**SUPPLIED ENTRIES:**
..........

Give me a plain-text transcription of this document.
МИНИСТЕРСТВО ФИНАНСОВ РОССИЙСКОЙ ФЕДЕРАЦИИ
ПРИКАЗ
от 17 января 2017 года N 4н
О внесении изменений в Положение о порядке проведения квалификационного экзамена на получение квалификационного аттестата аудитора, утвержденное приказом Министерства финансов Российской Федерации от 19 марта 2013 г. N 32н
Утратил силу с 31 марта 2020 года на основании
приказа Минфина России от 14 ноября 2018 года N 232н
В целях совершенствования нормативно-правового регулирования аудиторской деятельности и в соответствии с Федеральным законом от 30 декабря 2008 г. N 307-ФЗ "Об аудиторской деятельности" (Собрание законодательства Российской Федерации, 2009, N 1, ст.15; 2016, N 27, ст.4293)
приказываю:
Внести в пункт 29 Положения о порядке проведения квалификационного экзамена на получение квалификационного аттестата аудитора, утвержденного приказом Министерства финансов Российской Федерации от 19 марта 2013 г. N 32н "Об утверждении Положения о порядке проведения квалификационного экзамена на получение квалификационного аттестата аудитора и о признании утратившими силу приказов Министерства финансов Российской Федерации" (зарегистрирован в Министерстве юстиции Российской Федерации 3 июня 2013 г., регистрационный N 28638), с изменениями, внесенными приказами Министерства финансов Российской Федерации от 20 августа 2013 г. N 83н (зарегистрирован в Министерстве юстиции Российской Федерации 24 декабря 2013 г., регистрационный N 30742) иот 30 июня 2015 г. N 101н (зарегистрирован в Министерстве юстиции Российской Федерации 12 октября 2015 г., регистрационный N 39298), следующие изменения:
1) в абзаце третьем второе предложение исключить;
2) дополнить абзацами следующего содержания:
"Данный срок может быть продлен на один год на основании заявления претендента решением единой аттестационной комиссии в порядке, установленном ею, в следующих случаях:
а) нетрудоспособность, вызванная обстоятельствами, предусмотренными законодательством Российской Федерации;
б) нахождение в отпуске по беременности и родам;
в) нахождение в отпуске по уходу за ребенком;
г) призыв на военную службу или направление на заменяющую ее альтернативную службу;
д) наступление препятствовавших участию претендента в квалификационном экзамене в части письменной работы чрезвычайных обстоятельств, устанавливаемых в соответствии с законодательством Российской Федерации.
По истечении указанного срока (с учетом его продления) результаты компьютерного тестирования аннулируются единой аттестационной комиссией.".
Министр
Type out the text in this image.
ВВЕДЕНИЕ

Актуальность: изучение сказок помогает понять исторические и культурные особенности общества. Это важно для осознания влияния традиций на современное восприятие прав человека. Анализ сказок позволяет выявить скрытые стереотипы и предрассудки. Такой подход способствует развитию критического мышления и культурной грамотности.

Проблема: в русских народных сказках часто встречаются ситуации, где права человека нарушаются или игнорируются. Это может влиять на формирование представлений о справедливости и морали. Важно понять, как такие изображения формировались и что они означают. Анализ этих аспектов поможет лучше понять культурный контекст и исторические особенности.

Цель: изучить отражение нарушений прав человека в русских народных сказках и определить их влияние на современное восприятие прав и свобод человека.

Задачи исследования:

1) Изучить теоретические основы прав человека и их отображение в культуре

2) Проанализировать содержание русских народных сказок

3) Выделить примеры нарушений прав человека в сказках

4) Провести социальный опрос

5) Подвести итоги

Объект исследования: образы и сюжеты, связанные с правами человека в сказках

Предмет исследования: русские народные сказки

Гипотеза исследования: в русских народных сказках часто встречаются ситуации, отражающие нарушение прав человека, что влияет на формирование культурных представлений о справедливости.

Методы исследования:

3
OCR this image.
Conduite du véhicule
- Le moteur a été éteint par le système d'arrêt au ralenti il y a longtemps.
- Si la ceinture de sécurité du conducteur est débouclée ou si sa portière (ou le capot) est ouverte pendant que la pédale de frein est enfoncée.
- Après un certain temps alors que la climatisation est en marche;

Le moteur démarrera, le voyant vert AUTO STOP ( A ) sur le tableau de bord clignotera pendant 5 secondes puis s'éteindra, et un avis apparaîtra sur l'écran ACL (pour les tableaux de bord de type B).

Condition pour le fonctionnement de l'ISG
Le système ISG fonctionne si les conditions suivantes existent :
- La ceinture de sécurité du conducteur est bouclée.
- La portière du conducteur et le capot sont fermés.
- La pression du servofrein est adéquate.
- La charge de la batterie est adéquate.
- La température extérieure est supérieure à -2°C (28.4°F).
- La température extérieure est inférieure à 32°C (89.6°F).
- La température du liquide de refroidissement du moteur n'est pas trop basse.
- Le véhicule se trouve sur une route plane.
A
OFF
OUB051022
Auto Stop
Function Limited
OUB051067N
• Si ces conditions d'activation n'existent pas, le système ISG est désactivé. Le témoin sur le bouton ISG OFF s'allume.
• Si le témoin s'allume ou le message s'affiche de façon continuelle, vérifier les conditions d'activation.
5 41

..........

**DIRECTIONS FOR THIS TASK:** Determine how many lines of the listing above include the word "нахождение", and report that number only.

**ANSWER TO THIS PROBLEM:** 2